§ WHAT YOU WILL DO: Search the data below for the word "Boyd" and copy each line that holds it.

§ DATASET ROWS:
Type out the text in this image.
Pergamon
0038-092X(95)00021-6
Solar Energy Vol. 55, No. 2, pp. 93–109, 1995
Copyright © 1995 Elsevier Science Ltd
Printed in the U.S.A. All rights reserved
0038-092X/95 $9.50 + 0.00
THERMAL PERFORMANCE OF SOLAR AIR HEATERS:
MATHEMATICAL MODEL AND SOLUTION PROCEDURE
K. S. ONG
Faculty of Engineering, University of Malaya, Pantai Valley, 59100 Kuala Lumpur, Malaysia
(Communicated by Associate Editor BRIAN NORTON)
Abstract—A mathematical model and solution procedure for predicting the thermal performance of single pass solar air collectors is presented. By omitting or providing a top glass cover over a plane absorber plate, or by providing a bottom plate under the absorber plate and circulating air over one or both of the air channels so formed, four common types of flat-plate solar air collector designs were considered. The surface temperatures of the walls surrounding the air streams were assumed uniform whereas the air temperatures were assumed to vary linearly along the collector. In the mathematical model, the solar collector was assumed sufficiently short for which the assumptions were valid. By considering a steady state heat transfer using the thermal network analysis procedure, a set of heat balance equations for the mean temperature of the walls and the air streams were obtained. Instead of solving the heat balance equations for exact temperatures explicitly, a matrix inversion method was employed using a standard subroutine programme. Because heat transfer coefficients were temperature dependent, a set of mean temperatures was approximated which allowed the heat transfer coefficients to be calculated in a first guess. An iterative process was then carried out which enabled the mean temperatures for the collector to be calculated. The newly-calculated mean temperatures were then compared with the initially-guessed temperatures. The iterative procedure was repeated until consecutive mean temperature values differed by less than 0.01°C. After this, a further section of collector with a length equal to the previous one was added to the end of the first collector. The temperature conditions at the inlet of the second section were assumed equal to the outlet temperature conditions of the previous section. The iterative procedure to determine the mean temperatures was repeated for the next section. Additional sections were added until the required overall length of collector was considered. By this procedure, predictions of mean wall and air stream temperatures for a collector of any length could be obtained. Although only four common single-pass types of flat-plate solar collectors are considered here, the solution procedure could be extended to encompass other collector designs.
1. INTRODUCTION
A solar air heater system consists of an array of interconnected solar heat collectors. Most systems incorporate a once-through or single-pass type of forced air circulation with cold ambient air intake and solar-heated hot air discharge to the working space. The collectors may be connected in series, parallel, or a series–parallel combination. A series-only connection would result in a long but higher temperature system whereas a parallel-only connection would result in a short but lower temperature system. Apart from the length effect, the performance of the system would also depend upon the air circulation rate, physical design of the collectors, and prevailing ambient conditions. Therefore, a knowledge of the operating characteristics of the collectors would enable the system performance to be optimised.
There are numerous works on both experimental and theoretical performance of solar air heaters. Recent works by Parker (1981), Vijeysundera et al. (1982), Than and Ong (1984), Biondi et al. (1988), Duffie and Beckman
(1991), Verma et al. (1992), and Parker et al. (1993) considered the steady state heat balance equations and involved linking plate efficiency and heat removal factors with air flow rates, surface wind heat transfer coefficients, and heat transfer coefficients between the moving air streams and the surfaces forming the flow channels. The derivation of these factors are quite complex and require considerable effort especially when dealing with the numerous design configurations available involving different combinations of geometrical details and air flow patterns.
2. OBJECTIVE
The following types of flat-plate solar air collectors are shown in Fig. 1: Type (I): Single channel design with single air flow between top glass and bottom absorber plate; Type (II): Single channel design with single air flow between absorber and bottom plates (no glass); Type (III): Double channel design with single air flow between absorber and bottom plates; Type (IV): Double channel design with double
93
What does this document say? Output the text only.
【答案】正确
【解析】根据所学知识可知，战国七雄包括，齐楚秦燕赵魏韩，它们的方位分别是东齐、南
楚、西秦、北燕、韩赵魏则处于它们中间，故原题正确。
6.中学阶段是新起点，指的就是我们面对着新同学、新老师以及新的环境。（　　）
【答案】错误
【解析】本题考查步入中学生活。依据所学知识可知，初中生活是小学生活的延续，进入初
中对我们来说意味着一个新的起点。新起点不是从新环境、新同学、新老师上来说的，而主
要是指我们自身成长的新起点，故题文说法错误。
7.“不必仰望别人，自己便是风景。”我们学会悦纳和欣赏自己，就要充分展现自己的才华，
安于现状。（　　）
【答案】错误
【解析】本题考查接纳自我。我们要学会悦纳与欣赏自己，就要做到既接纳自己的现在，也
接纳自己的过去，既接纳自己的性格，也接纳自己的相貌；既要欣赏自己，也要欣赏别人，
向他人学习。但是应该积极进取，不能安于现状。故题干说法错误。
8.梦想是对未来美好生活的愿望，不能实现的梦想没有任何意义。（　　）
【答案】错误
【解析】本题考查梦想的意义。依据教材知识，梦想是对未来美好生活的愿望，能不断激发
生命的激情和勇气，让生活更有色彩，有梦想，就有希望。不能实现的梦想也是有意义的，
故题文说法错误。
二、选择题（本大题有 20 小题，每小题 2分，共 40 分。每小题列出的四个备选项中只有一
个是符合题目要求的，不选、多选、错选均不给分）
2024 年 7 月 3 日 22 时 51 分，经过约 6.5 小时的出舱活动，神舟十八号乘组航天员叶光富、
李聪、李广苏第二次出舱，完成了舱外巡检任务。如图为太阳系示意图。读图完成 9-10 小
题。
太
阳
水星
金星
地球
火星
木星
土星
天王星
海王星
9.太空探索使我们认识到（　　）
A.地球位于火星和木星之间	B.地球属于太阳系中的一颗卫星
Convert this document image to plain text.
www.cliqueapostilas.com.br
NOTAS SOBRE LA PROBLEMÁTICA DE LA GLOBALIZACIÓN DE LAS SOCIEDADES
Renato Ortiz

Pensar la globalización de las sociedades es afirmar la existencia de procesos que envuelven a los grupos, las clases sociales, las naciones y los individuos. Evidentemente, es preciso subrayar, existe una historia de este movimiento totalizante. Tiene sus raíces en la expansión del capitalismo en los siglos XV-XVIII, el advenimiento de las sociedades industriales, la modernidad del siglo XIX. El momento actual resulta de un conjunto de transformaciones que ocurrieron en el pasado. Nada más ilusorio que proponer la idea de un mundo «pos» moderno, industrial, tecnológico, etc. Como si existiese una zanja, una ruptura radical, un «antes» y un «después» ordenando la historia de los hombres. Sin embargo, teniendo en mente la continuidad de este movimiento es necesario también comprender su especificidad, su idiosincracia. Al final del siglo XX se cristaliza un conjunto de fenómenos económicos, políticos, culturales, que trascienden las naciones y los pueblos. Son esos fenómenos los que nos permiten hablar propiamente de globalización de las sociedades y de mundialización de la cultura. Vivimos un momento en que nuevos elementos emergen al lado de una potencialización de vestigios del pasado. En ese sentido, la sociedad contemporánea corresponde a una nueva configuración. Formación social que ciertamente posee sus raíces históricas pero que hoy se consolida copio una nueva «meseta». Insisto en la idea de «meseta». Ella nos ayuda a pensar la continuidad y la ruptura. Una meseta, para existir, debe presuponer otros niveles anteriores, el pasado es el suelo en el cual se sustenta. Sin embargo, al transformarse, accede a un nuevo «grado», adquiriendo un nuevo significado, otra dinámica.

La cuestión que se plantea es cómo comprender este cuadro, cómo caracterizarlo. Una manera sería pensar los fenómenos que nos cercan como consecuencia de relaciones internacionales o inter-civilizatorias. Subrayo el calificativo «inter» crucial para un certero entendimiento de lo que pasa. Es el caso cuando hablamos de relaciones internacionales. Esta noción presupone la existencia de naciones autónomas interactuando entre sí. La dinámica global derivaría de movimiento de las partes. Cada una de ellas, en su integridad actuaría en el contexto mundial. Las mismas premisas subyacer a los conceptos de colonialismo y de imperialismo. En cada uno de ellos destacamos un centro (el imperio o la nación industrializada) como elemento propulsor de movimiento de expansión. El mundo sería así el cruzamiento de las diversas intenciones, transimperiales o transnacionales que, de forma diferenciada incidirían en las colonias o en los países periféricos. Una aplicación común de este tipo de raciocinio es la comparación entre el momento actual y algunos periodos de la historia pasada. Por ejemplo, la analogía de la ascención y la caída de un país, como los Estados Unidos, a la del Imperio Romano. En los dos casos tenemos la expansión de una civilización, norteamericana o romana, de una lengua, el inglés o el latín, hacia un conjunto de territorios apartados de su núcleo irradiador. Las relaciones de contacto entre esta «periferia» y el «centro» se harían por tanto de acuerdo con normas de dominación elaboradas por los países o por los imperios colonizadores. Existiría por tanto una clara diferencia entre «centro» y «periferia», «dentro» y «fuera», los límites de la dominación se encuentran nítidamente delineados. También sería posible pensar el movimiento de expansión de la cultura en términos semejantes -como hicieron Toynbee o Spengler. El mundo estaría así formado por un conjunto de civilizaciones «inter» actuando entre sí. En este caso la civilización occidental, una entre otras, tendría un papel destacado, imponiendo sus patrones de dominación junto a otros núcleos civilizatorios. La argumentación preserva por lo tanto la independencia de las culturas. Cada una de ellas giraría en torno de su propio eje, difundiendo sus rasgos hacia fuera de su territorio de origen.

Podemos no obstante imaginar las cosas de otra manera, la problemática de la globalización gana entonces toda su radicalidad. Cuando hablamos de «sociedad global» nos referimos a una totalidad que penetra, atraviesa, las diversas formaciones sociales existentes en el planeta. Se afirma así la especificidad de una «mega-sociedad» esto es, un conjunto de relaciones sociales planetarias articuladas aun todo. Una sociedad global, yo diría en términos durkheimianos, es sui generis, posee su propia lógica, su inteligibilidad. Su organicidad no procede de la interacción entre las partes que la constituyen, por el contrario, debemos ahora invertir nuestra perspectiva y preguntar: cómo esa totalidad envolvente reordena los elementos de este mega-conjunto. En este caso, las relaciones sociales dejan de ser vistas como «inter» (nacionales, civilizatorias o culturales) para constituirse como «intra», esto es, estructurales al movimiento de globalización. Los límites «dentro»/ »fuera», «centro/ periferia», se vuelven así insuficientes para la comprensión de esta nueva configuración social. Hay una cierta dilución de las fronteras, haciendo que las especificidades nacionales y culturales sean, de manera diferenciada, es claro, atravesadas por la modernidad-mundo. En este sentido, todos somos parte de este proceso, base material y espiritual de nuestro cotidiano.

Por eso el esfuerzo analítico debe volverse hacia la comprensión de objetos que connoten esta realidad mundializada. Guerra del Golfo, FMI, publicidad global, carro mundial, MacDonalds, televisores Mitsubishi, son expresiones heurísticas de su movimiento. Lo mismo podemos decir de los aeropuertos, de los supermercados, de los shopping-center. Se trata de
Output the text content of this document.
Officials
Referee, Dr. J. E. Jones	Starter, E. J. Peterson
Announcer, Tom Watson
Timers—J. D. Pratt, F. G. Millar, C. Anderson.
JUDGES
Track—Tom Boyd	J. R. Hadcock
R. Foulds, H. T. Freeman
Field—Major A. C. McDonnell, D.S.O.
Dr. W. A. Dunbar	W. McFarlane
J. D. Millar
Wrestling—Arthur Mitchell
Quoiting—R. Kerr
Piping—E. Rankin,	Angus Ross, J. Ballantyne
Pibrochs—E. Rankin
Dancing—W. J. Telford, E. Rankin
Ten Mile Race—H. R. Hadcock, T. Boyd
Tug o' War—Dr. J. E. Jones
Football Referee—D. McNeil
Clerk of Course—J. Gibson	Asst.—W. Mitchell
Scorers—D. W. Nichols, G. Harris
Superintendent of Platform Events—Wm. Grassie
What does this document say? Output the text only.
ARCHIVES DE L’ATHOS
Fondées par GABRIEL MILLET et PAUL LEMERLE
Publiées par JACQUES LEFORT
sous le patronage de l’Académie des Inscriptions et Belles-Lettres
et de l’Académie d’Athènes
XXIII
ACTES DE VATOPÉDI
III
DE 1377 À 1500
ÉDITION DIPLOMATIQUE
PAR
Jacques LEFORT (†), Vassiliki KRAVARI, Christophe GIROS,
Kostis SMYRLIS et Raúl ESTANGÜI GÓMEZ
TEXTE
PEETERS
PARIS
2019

§ THE SOLUTION:
Track—Tom Boyd	J. R. Hadcock
Ten Mile Race—H. R. Hadcock, T. Boyd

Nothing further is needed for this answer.